Say the number of lines containing the string "name", and say nothing else.
====== Exercise data ======
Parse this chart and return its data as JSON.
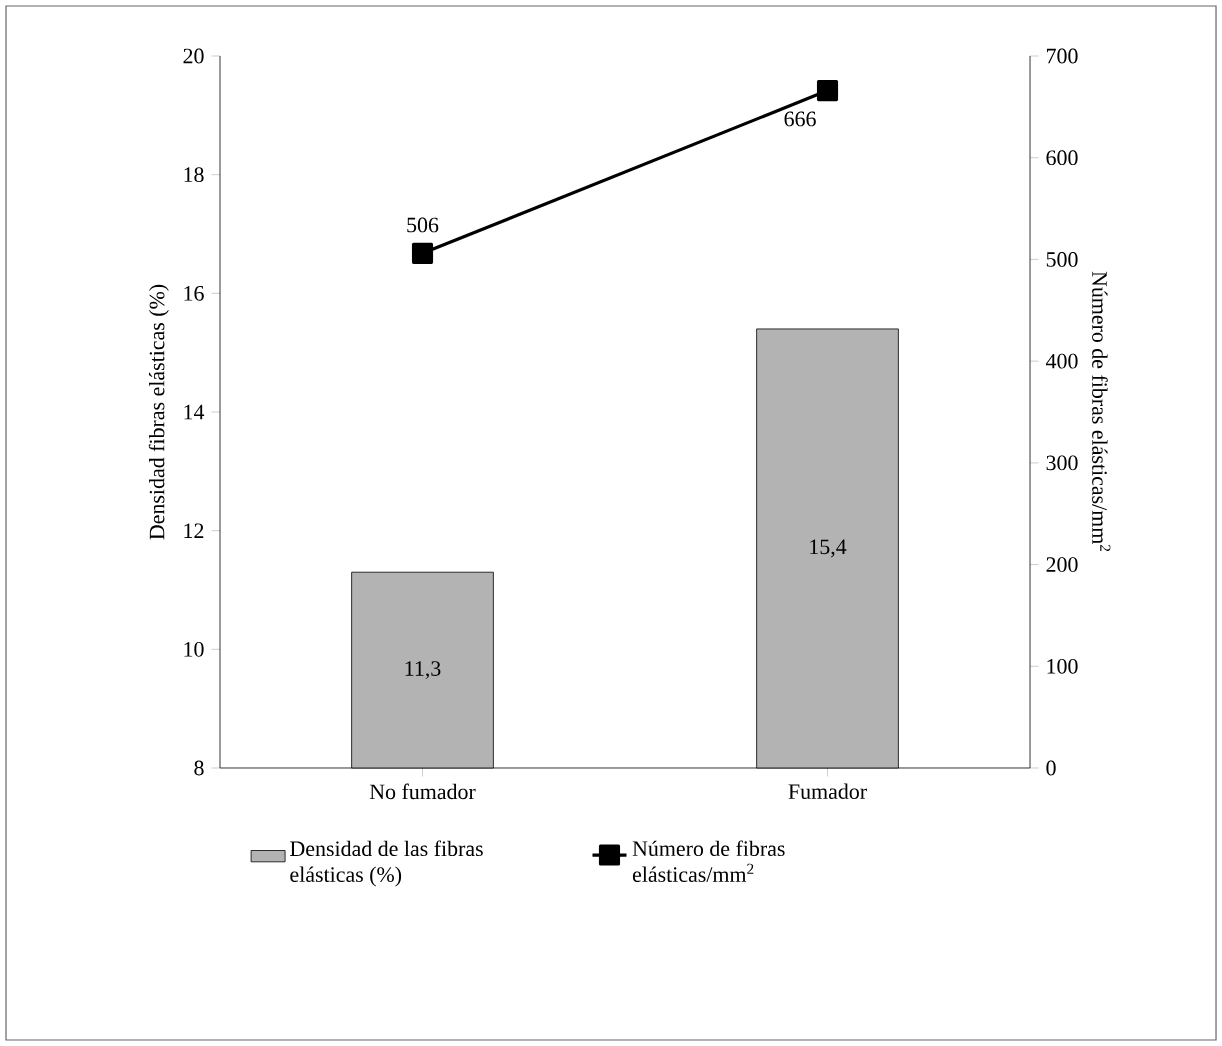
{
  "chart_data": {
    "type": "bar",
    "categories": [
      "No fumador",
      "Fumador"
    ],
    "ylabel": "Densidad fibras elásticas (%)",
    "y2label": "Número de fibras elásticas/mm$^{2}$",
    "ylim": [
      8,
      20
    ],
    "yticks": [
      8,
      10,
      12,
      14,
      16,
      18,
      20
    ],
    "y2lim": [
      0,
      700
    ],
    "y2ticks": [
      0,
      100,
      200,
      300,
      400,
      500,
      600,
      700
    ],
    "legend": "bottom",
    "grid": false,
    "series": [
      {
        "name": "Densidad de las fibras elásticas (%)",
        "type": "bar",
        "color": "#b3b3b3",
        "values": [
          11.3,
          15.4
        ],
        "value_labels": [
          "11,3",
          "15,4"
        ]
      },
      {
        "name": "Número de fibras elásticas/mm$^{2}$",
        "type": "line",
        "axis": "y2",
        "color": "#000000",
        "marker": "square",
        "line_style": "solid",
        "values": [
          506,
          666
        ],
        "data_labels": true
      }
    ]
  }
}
======
-- The response --
2